> THE TASK
Copy out exactly each line from the line with "Output a JSON" through the last line of the material below.

--- START MATERIAL FOR THIS EXERCISE ---

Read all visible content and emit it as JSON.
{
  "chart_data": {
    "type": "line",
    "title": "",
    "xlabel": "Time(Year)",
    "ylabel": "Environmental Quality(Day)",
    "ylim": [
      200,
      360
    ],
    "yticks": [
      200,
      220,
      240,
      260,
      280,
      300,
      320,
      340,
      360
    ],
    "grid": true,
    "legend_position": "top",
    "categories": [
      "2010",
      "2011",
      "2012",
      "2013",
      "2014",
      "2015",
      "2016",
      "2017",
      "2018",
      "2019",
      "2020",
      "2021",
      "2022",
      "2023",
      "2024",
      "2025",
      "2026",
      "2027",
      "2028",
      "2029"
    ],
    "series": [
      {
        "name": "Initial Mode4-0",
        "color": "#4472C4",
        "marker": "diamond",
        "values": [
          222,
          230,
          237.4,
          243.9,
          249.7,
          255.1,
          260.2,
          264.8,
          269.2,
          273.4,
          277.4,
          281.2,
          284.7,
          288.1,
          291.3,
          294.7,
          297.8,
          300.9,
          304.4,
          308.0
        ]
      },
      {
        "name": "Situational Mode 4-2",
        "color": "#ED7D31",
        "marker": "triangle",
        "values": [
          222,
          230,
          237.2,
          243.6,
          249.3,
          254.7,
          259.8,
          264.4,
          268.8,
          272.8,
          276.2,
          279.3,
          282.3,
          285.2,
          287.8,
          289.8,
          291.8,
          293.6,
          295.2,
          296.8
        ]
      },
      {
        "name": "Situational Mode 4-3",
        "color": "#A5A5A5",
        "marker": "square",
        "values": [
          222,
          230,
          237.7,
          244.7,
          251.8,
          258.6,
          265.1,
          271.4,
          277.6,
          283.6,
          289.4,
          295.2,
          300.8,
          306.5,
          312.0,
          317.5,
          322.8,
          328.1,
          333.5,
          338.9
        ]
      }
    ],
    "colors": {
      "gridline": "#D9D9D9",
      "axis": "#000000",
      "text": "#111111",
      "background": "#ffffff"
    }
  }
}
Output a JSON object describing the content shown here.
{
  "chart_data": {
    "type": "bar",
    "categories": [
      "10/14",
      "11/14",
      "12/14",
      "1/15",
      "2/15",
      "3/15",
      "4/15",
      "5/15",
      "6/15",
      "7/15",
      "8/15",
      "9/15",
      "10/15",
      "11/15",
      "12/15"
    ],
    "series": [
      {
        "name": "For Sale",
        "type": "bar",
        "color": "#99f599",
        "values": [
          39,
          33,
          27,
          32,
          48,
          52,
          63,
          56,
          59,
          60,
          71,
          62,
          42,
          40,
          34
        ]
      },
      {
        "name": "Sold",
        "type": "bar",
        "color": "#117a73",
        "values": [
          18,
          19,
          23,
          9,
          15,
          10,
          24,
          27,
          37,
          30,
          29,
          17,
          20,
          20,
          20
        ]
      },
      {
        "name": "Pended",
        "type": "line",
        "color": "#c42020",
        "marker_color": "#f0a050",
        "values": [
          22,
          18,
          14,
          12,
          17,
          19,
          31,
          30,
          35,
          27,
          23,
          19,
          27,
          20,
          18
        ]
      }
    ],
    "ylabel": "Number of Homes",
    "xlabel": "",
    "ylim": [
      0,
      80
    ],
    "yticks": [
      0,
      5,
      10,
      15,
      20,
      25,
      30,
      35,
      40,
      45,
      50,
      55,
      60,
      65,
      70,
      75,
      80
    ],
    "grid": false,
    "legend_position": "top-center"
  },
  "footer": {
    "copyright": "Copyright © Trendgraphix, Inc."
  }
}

--- END MATERIAL FOR THIS EXERCISE ---

> TASK RESULT
Output a JSON object describing the content shown here.
{
  "chart_data": {
    "type": "bar",
    "categories": [
      "10/14",
      "11/14",
      "12/14",
      "1/15",
      "2/15",
      "3/15",
      "4/15",
      "5/15",
      "6/15",
      "7/15",
      "8/15",
      "9/15",
      "10/15",
      "11/15",
      "12/15"
    ],
    "series": [
      {
        "name": "For Sale",
        "type": "bar",
        "color": "#99f599",
        "values": [
          39,
          33,
          27,
          32,
          48,
          52,
          63,
          56,
          59,
          60,
          71,
          62,
          42,
          40,
          34
        ]
      },
      {
        "name": "Sold",
        "type": "bar",
        "color": "#117a73",
        "values": [
          18,
          19,
          23,
          9,
          15,
          10,
          24,
          27,
          37,
          30,
          29,
          17,
          20,
          20,
          20
        ]
      },
      {
        "name": "Pended",
        "type": "line",
        "color": "#c42020",
        "marker_color": "#f0a050",
        "values": [
          22,
          18,
          14,
          12,
          17,
          19,
          31,
          30,
          35,
          27,
          23,
          19,
          27,
          20,
          18
        ]
      }
    ],
    "ylabel": "Number of Homes",
    "xlabel": "",
    "ylim": [
      0,
      80
    ],
    "yticks": [
      0,
      5,
      10,
      15,
      20,
      25,
      30,
      35,
      40,
      45,
      50,
      55,
      60,
      65,
      70,
      75,
      80
    ],
    "grid": false,
    "legend_position": "top-center"
  },
  "footer": {
    "copyright": "Copyright © Trendgraphix, Inc."
  }
}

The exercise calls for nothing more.